------ Data in this exercise ------

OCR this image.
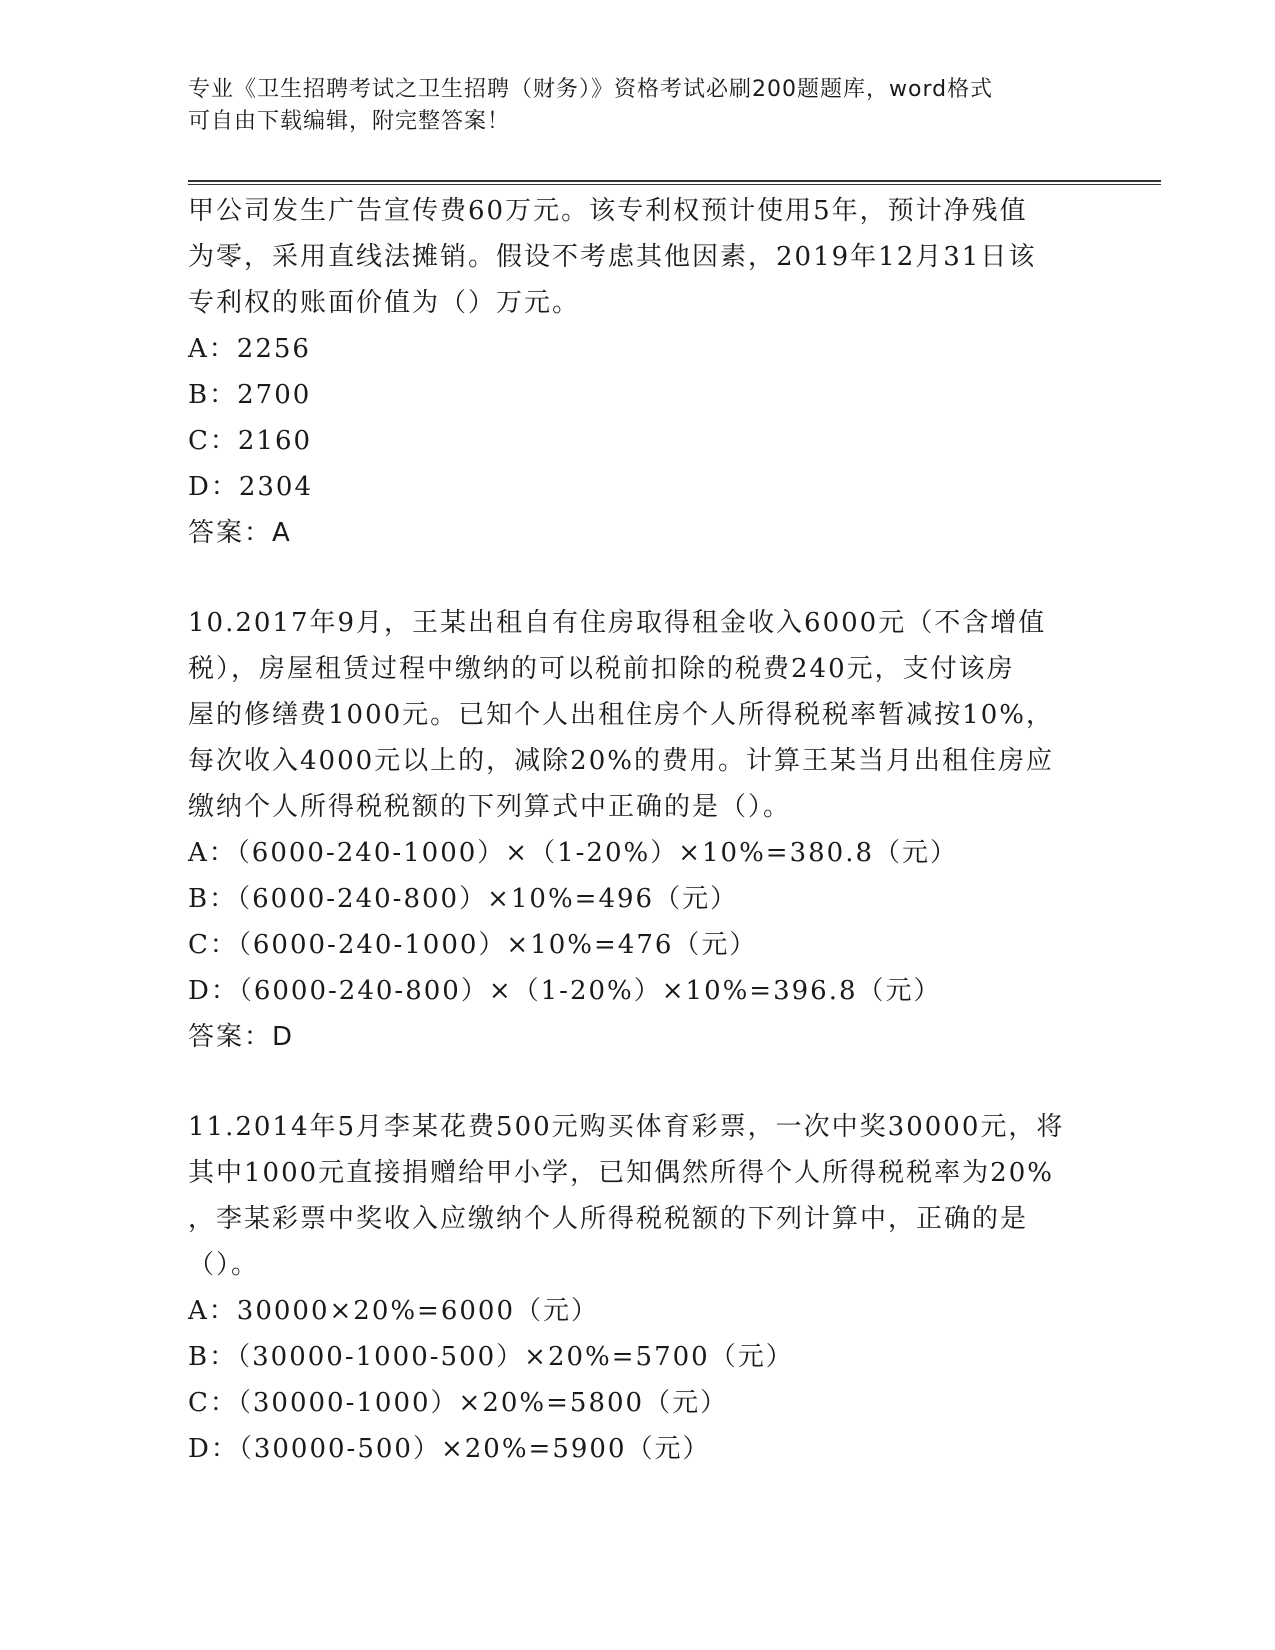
专业《卫生招聘考试之卫生招聘（财务）》资格考试必刷200题题库，word格式
可自由下载编辑，附完整答案！
甲公司发生广告宣传费60万元。该专利权预计使用5年，预计净残值
为零，采用直线法摊销。假设不考虑其他因素，2019年12月31日该
专利权的账面价值为（）万元。
A：2256
B：2700
C：2160
D：2304
答案：A
10.2017年9月，王某出租自有住房取得租金收入6000元（不含增值
税），房屋租赁过程中缴纳的可以税前扣除的税费240元，支付该房
屋的修缮费1000元。已知个人出租住房个人所得税税率暂减按10%，
每次收入4000元以上的，减除20%的费用。计算王某当月出租住房应
缴纳个人所得税税额的下列算式中正确的是（）。
A：（6000-240-1000）×（1-20%）×10%=380.8（元）
B：（6000-240-800）×10%=496（元）
C：（6000-240-1000）×10%=476（元）
D：（6000-240-800）×（1-20%）×10%=396.8（元）
答案：D
11.2014年5月李某花费500元购买体育彩票，一次中奖30000元，将
其中1000元直接捐赠给甲小学，已知偶然所得个人所得税税率为20%
，李某彩票中奖收入应缴纳个人所得税税额的下列计算中，正确的是
（）。
A：30000×20%=6000（元）
B：（30000-1000-500）×20%=5700（元）
C：（30000-1000）×20%=5800（元）
D：（30000-500）×20%=5900（元）
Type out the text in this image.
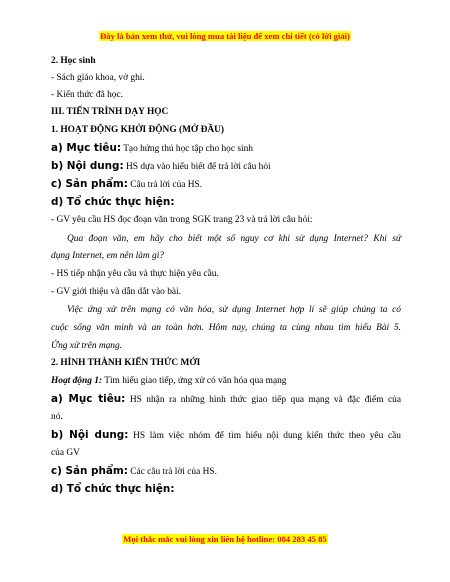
Đây là bản xem thử, vui lòng mua tài liệu để xem chi tiết (có lời giải)
2. Học sinh
- Sách giáo khoa, vở ghi.
- Kiến thức đã học.
III. TIẾN TRÌNH DẠY HỌC
1. HOẠT ĐỘNG KHỞI ĐỘNG (MỞ ĐẦU)
a) Mục tiêu: Tạo hứng thú học tập cho học sinh
b) Nội dung: HS dựa vào hiểu biết để trả lời câu hỏi
c) Sản phẩm: Câu trả lời của HS.
d) Tổ chức thực hiện:
- GV yêu cầu HS đọc đoạn văn trong SGK trang 23 và trả lời câu hỏi:
Qua đoạn văn, em hãy cho biết một số nguy cơ khi sử dụng Internet? Khi sử
dụng Internet, em nên làm gì?
- HS tiếp nhận yêu cầu và thực hiện yêu cầu.
- GV giới thiệu và dẫn dắt vào bài.
Việc ứng xử trên mạng có văn hóa, sử dụng Internet hợp lí sẽ giúp chúng ta có
cuộc sống văn minh và an toàn hơn. Hôm nay, chúng ta cùng nhau tìm hiểu Bài 5.
Ứng xử trên mạng.
2. HÌNH THÀNH KIẾN THỨC MỚI
Hoạt động 1: Tìm hiểu giao tiếp, ứng xử có văn hóa qua mạng
a) Mục tiêu: HS nhận ra những hình thức giao tiếp qua mạng và đặc điểm của
nó.
b) Nội dung: HS làm việc nhóm để tìm hiểu nội dung kiến thức theo yêu cầu
của GV
c) Sản phẩm: Các câu trả lời của HS.
d) Tổ chức thực hiện:
Mọi thắc mắc vui lòng xin liên hệ hotline: 084 283 45 85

------

### The problem
Transcribe the full listing above exactly as it stands, minus the pictures.

### Complete response
OCR this image.
专业《卫生招聘考试之卫生招聘（财务）》资格考试必刷200题题库，word格式
可自由下载编辑，附完整答案！
甲公司发生广告宣传费60万元。该专利权预计使用5年，预计净残值
为零，采用直线法摊销。假设不考虑其他因素，2019年12月31日该
专利权的账面价值为（）万元。
A：2256
B：2700
C：2160
D：2304
答案：A
10.2017年9月，王某出租自有住房取得租金收入6000元（不含增值
税），房屋租赁过程中缴纳的可以税前扣除的税费240元，支付该房
屋的修缮费1000元。已知个人出租住房个人所得税税率暂减按10%，
每次收入4000元以上的，减除20%的费用。计算王某当月出租住房应
缴纳个人所得税税额的下列算式中正确的是（）。
A：（6000-240-1000）×（1-20%）×10%=380.8（元）
B：（6000-240-800）×10%=496（元）
C：（6000-240-1000）×10%=476（元）
D：（6000-240-800）×（1-20%）×10%=396.8（元）
答案：D
11.2014年5月李某花费500元购买体育彩票，一次中奖30000元，将
其中1000元直接捐赠给甲小学，已知偶然所得个人所得税税率为20%
，李某彩票中奖收入应缴纳个人所得税税额的下列计算中，正确的是
（）。
A：30000×20%=6000（元）
B：（30000-1000-500）×20%=5700（元）
C：（30000-1000）×20%=5800（元）
D：（30000-500）×20%=5900（元）
Type out the text in this image.
Đây là bản xem thử, vui lòng mua tài liệu để xem chi tiết (có lời giải)
2. Học sinh
- Sách giáo khoa, vở ghi.
- Kiến thức đã học.
III. TIẾN TRÌNH DẠY HỌC
1. HOẠT ĐỘNG KHỞI ĐỘNG (MỞ ĐẦU)
a) Mục tiêu: Tạo hứng thú học tập cho học sinh
b) Nội dung: HS dựa vào hiểu biết để trả lời câu hỏi
c) Sản phẩm: Câu trả lời của HS.
d) Tổ chức thực hiện:
- GV yêu cầu HS đọc đoạn văn trong SGK trang 23 và trả lời câu hỏi:
Qua đoạn văn, em hãy cho biết một số nguy cơ khi sử dụng Internet? Khi sử
dụng Internet, em nên làm gì?
- HS tiếp nhận yêu cầu và thực hiện yêu cầu.
- GV giới thiệu và dẫn dắt vào bài.
Việc ứng xử trên mạng có văn hóa, sử dụng Internet hợp lí sẽ giúp chúng ta có
cuộc sống văn minh và an toàn hơn. Hôm nay, chúng ta cùng nhau tìm hiểu Bài 5.
Ứng xử trên mạng.
2. HÌNH THÀNH KIẾN THỨC MỚI
Hoạt động 1: Tìm hiểu giao tiếp, ứng xử có văn hóa qua mạng
a) Mục tiêu: HS nhận ra những hình thức giao tiếp qua mạng và đặc điểm của
nó.
b) Nội dung: HS làm việc nhóm để tìm hiểu nội dung kiến thức theo yêu cầu
của GV
c) Sản phẩm: Các câu trả lời của HS.
d) Tổ chức thực hiện:
Mọi thắc mắc vui lòng xin liên hệ hotline: 084 283 45 85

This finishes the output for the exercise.